* [JOB]: All lines below must be repeated exactly, with the pictures omitted.

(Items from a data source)
>>

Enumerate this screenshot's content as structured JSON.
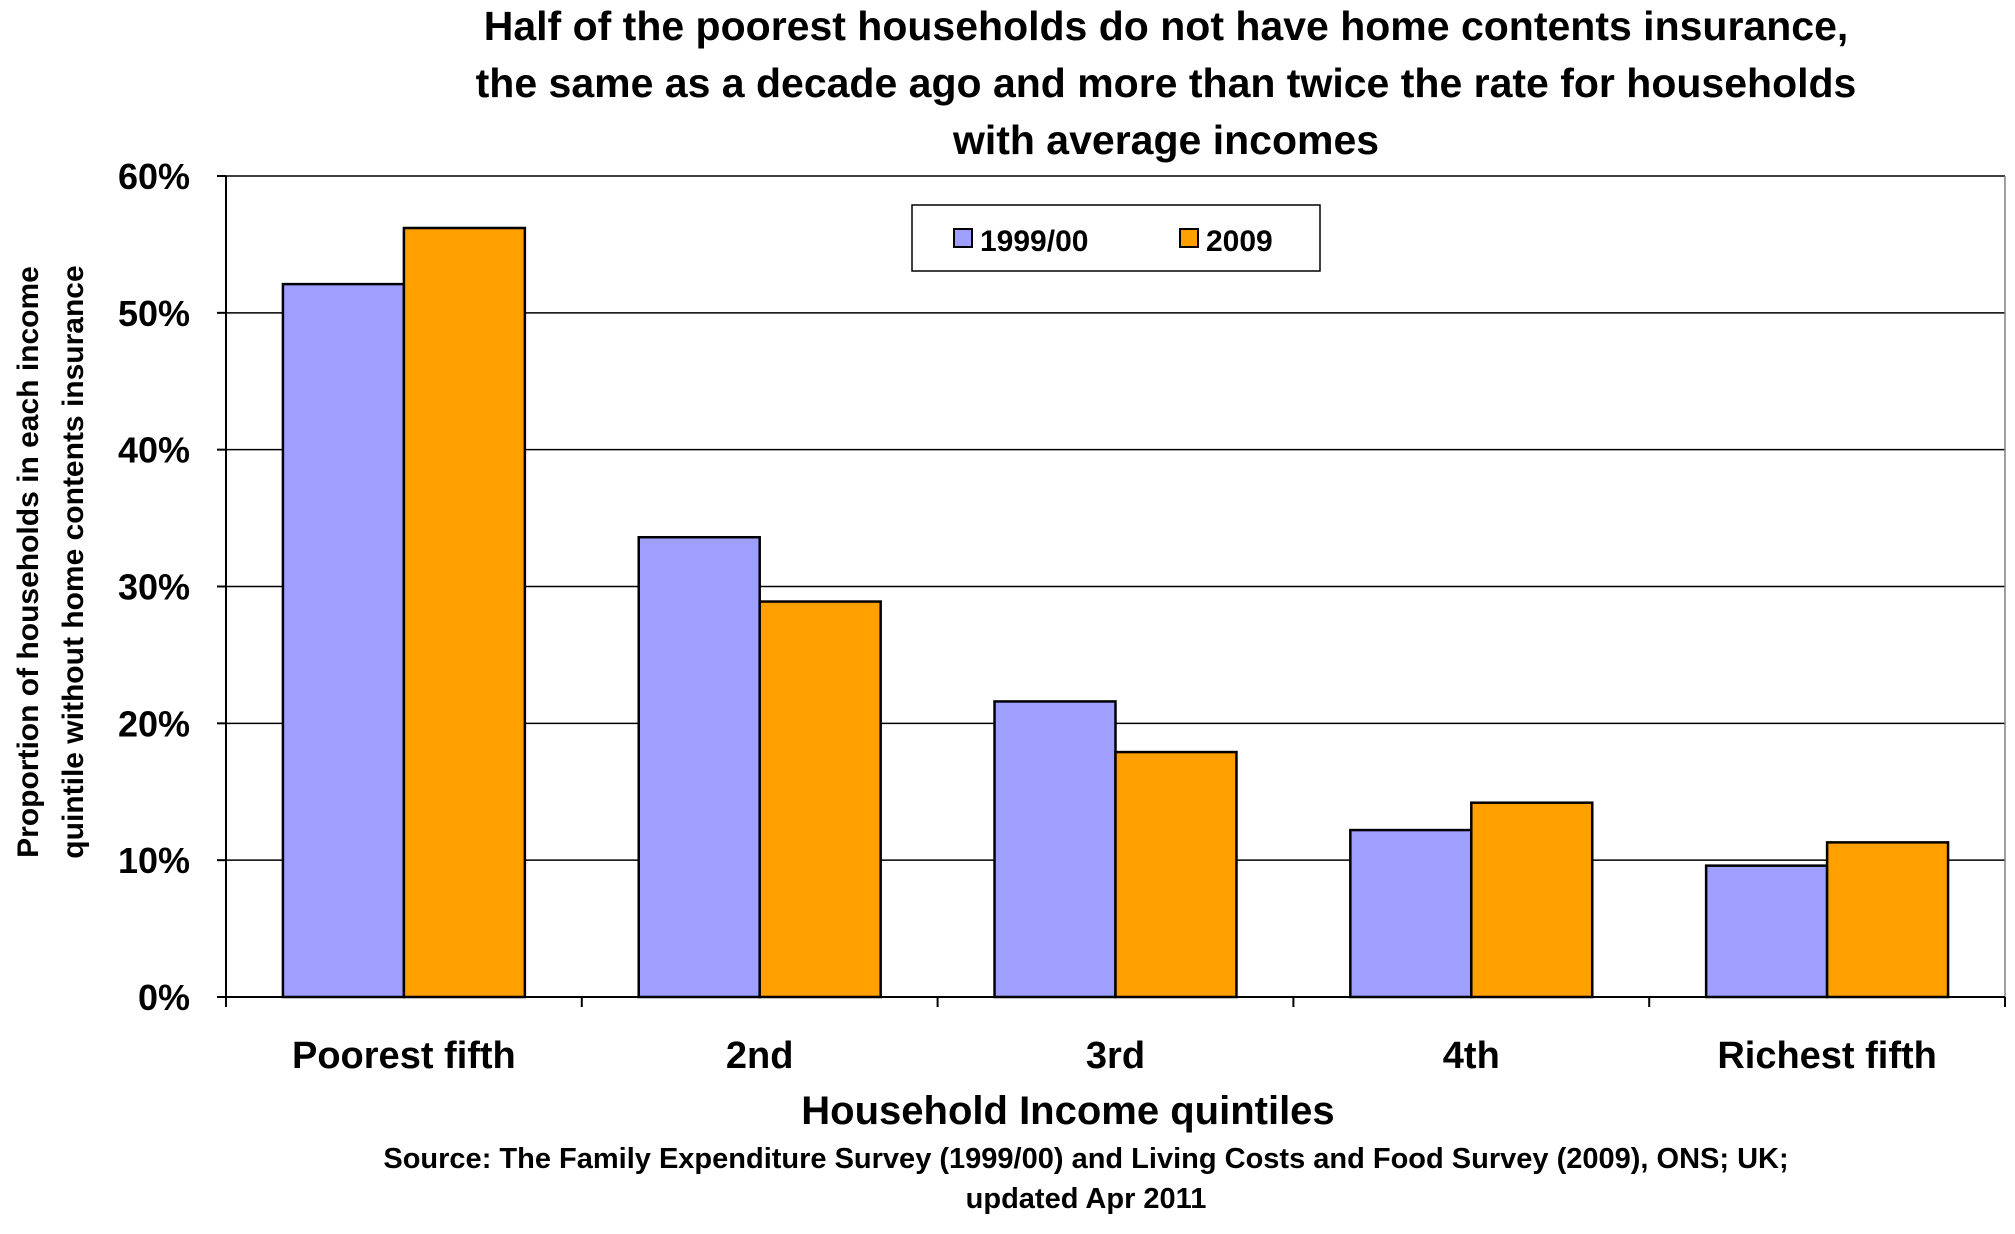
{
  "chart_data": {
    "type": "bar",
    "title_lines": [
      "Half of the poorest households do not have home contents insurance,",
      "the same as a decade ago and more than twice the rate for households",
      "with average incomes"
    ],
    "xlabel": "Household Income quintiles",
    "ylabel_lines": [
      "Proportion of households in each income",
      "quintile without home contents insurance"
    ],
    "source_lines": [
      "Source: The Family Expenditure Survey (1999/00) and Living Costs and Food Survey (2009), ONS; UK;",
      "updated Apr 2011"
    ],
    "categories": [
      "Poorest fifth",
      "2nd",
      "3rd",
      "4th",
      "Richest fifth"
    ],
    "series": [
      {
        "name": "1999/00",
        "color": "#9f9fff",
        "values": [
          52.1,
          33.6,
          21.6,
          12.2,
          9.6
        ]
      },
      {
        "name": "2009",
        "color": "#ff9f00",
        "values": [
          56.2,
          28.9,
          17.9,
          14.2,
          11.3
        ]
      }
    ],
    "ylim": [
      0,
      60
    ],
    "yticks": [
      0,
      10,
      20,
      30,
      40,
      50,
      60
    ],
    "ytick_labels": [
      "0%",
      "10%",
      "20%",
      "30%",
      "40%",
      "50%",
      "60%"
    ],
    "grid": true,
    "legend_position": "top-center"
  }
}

<<

* [ANSWER TO THIS EXERCISE]:
Enumerate this screenshot's content as structured JSON.
{
  "chart_data": {
    "type": "bar",
    "title_lines": [
      "Half of the poorest households do not have home contents insurance,",
      "the same as a decade ago and more than twice the rate for households",
      "with average incomes"
    ],
    "xlabel": "Household Income quintiles",
    "ylabel_lines": [
      "Proportion of households in each income",
      "quintile without home contents insurance"
    ],
    "source_lines": [
      "Source: The Family Expenditure Survey (1999/00) and Living Costs and Food Survey (2009), ONS; UK;",
      "updated Apr 2011"
    ],
    "categories": [
      "Poorest fifth",
      "2nd",
      "3rd",
      "4th",
      "Richest fifth"
    ],
    "series": [
      {
        "name": "1999/00",
        "color": "#9f9fff",
        "values": [
          52.1,
          33.6,
          21.6,
          12.2,
          9.6
        ]
      },
      {
        "name": "2009",
        "color": "#ff9f00",
        "values": [
          56.2,
          28.9,
          17.9,
          14.2,
          11.3
        ]
      }
    ],
    "ylim": [
      0,
      60
    ],
    "yticks": [
      0,
      10,
      20,
      30,
      40,
      50,
      60
    ],
    "ytick_labels": [
      "0%",
      "10%",
      "20%",
      "30%",
      "40%",
      "50%",
      "60%"
    ],
    "grid": true,
    "legend_position": "top-center"
  }
}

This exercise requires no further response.